▸ **WRITTEN TASK**
Count every line of the material that holds the string "from". Respond with the total only.

▸ **Extracted data entries**
──────
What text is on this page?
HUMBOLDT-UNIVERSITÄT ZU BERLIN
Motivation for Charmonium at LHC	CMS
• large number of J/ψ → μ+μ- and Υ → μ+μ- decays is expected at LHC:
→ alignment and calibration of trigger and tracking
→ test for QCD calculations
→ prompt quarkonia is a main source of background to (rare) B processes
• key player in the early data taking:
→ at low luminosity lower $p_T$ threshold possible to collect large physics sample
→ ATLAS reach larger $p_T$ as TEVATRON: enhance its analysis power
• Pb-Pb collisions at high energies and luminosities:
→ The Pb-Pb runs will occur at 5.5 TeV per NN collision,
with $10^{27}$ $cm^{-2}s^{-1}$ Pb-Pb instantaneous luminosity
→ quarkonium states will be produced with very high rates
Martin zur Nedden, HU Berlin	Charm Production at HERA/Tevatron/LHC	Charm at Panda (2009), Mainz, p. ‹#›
──────
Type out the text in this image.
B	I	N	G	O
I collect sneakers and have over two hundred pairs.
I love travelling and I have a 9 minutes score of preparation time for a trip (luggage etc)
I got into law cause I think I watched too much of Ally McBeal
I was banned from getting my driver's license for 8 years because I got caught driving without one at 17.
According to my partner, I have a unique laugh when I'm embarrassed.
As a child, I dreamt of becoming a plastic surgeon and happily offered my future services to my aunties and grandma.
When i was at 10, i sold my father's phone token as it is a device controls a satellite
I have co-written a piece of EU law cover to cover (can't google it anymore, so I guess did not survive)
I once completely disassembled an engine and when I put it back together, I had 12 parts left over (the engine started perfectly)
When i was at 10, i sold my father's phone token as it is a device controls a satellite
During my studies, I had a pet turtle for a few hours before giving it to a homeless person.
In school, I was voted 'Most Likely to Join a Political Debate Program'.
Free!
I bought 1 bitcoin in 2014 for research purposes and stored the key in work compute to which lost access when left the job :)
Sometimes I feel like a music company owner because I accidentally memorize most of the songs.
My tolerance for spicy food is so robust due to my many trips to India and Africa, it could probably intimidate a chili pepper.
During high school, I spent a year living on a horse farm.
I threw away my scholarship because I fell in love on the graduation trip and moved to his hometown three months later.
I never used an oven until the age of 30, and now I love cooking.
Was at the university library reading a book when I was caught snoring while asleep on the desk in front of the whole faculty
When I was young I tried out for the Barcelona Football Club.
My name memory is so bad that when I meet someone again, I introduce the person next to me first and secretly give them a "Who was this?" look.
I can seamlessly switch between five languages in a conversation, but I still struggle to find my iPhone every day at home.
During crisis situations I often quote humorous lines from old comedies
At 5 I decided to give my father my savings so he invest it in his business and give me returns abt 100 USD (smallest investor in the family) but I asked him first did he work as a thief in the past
──────
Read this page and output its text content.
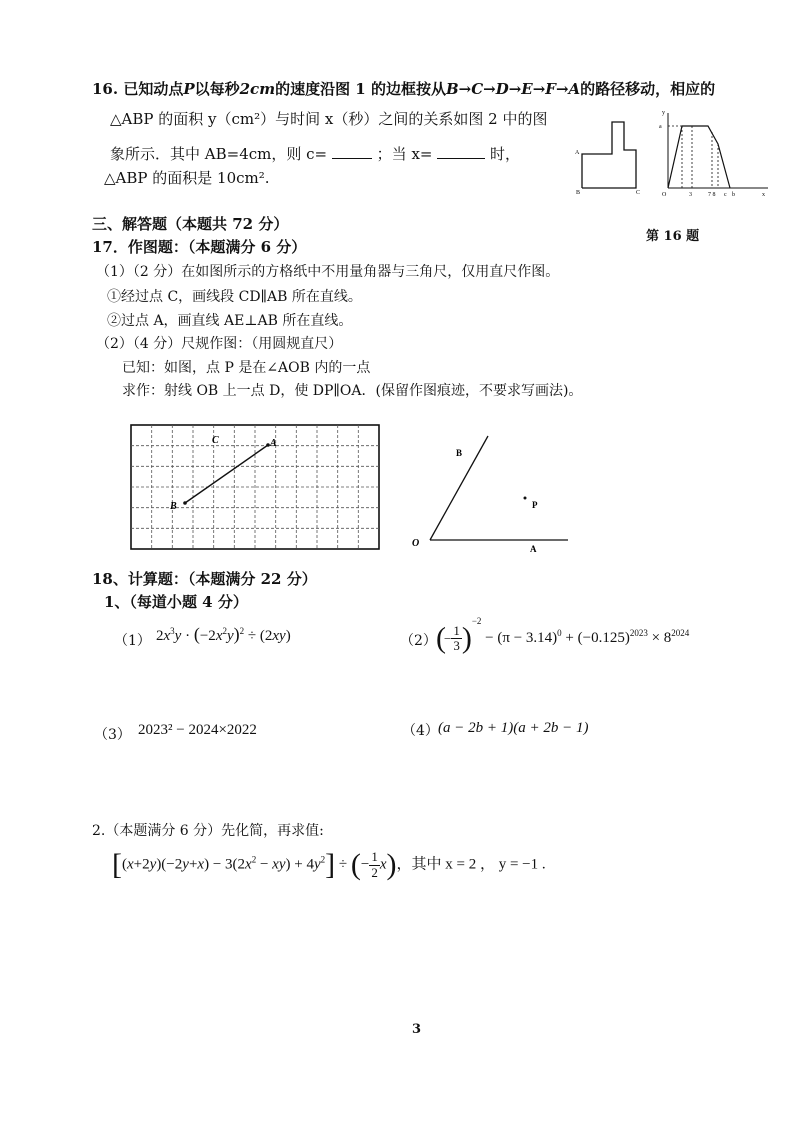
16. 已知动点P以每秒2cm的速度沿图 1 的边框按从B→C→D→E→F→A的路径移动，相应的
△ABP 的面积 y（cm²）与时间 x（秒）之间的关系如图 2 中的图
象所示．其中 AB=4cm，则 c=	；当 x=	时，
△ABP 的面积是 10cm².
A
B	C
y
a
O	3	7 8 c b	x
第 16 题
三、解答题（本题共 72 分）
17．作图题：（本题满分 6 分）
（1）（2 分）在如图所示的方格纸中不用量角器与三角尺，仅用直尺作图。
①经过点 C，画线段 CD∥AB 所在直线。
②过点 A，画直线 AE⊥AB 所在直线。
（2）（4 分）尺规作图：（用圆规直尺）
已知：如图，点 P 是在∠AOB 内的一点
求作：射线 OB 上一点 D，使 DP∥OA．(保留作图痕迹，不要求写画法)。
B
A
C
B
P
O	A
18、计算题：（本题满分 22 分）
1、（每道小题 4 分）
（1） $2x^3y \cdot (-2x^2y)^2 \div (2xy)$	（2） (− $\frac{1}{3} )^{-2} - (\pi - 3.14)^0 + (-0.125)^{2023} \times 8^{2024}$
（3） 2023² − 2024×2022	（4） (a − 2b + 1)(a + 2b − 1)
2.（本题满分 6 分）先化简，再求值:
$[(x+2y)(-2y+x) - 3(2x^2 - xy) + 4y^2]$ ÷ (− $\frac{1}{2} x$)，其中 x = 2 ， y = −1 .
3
──────
▸ **SOLUTION TO THIS PROBLEM**
2